%%

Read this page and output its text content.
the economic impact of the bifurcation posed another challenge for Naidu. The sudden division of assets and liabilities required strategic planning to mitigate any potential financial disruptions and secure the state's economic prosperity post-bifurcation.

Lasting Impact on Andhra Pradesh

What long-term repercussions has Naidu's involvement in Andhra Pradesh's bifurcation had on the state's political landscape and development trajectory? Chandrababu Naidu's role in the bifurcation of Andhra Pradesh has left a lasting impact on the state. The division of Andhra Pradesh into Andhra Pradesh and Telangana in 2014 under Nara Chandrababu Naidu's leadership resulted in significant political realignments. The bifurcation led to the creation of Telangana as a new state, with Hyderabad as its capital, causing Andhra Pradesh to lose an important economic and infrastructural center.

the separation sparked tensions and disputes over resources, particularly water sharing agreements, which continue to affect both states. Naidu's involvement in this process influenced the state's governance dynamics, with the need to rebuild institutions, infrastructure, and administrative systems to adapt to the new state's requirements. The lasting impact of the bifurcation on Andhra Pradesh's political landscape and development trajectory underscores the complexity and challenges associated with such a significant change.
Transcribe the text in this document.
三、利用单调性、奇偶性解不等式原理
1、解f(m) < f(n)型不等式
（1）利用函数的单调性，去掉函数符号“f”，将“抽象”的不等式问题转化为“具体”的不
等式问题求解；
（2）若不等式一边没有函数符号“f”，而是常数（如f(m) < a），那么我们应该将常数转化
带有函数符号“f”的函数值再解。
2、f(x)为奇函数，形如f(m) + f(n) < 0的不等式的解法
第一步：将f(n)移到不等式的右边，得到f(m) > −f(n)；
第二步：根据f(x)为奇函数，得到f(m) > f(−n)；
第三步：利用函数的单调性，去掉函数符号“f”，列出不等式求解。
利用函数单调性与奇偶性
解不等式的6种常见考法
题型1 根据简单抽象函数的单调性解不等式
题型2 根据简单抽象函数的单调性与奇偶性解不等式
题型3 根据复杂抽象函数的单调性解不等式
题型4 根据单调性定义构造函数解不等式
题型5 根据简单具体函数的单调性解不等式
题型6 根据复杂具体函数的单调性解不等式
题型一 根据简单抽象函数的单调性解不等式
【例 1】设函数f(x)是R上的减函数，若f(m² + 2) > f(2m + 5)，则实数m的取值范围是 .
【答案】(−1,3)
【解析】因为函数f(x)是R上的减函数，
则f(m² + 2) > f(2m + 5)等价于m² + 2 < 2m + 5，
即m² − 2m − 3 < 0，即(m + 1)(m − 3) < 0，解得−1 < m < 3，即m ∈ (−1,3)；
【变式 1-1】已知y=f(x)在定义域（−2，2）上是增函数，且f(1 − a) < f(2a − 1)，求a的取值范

%%

- _INSTRUCTIONS FOR THE TASK_: Pull out all lines in the data above that include "this".

- _TASK OUTPUT_:
Read this page and output its text content.
the separation sparked tensions and disputes over resources, particularly water sharing agreements, which continue to affect both states. Naidu's involvement in this process influenced the state's governance dynamics, with the need to rebuild institutions, infrastructure, and administrative systems to adapt to the new state's requirements. The lasting impact of the bifurcation on Andhra Pradesh's political landscape and development trajectory underscores the complexity and challenges associated with such a significant change.
Transcribe the text in this document.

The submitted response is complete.